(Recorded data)

Begin

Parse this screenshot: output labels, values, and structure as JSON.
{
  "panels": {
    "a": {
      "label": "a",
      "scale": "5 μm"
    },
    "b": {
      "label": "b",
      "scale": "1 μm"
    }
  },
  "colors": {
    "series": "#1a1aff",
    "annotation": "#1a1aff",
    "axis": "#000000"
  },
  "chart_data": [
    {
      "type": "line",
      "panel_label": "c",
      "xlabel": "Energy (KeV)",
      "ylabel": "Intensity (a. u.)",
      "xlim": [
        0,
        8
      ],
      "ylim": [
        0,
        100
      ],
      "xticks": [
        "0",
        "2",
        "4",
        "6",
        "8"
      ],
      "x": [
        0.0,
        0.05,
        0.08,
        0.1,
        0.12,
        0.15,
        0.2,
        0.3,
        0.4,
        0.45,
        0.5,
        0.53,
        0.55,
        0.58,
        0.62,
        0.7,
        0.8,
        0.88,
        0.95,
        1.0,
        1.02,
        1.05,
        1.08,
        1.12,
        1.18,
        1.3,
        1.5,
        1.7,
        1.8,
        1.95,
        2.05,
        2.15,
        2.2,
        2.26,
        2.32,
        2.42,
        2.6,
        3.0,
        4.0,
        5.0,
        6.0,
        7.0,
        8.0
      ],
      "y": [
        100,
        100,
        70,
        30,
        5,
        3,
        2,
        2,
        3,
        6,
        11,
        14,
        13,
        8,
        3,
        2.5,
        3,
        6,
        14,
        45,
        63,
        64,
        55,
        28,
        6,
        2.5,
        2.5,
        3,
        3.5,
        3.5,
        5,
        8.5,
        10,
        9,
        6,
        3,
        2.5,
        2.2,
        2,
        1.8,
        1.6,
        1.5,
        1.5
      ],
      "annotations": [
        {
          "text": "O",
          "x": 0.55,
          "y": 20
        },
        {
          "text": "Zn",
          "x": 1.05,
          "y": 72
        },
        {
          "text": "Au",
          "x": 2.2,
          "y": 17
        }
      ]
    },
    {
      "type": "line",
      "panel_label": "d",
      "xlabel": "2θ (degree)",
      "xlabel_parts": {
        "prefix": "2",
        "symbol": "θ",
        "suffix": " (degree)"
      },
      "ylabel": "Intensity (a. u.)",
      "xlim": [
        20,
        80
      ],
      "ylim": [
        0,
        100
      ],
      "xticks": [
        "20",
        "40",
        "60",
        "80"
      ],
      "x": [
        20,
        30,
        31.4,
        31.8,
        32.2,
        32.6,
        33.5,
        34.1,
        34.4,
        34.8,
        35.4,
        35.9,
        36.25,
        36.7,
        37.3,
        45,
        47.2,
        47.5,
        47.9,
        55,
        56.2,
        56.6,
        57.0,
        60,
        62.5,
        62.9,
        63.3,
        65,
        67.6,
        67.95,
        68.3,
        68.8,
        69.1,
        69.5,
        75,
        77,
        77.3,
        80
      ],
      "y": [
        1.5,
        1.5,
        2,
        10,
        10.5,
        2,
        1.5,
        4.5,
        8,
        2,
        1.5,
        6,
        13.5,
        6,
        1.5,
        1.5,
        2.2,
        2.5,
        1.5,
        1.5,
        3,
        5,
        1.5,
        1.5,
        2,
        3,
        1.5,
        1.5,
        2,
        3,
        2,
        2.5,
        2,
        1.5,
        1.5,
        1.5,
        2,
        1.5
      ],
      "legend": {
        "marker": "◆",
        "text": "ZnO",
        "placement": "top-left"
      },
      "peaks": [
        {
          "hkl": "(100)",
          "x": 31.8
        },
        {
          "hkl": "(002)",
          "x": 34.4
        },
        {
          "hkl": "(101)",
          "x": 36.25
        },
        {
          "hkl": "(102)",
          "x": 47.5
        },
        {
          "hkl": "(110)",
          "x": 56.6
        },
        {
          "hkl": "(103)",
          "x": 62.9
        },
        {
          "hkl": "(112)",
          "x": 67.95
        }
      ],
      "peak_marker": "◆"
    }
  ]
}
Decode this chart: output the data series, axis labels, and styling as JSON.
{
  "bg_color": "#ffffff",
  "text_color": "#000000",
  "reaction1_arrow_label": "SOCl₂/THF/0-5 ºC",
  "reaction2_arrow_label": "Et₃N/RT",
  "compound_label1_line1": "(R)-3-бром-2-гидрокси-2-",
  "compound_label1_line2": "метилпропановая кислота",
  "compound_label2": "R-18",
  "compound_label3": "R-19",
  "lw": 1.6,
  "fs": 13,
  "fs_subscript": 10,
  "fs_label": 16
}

End

#### Set problem
From the listing above, pick out every line containing "axis".

#### Result
    "axis": "#000000"
Decode this chart: output the data series, axis labels, and styling as JSON.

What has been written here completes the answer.